**Request:** Repeat what the lines below say, word for word, and skip every image.

**Material provided:**
---+---

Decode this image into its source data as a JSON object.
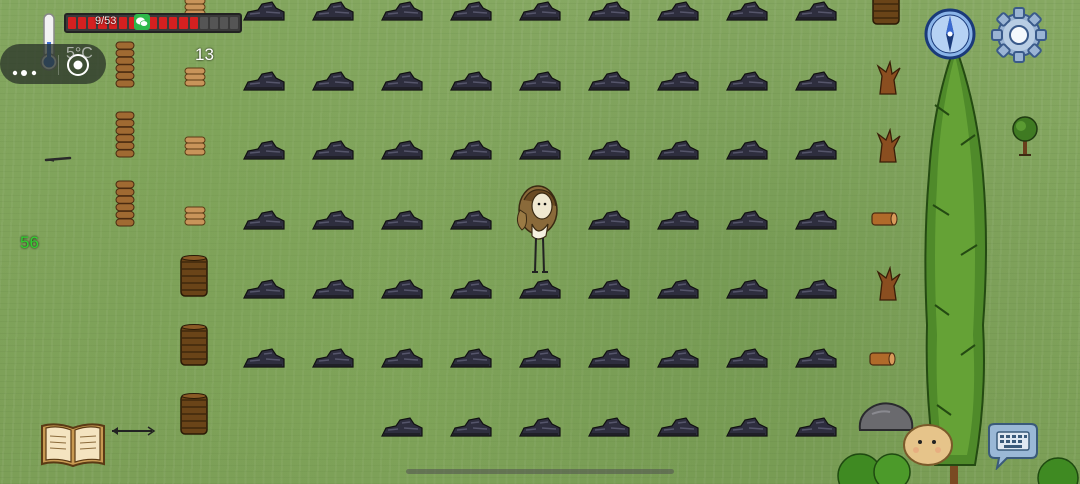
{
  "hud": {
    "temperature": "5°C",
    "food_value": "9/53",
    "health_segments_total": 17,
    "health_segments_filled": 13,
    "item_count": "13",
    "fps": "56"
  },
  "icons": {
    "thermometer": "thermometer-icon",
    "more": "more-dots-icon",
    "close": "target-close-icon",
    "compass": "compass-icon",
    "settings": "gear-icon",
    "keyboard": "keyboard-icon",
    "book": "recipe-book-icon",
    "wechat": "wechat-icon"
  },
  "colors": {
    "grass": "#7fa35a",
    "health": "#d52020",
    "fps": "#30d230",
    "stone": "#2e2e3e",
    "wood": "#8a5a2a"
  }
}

---+---

**Complete response:**
Decode this image into its source data as a JSON object.
{
  "hud": {
    "temperature": "5°C",
    "food_value": "9/53",
    "health_segments_total": 17,
    "health_segments_filled": 13,
    "item_count": "13",
    "fps": "56"
  },
  "icons": {
    "thermometer": "thermometer-icon",
    "more": "more-dots-icon",
    "close": "target-close-icon",
    "compass": "compass-icon",
    "settings": "gear-icon",
    "keyboard": "keyboard-icon",
    "book": "recipe-book-icon",
    "wechat": "wechat-icon"
  },
  "colors": {
    "grass": "#7fa35a",
    "health": "#d52020",
    "fps": "#30d230",
    "stone": "#2e2e3e",
    "wood": "#8a5a2a"
  }
}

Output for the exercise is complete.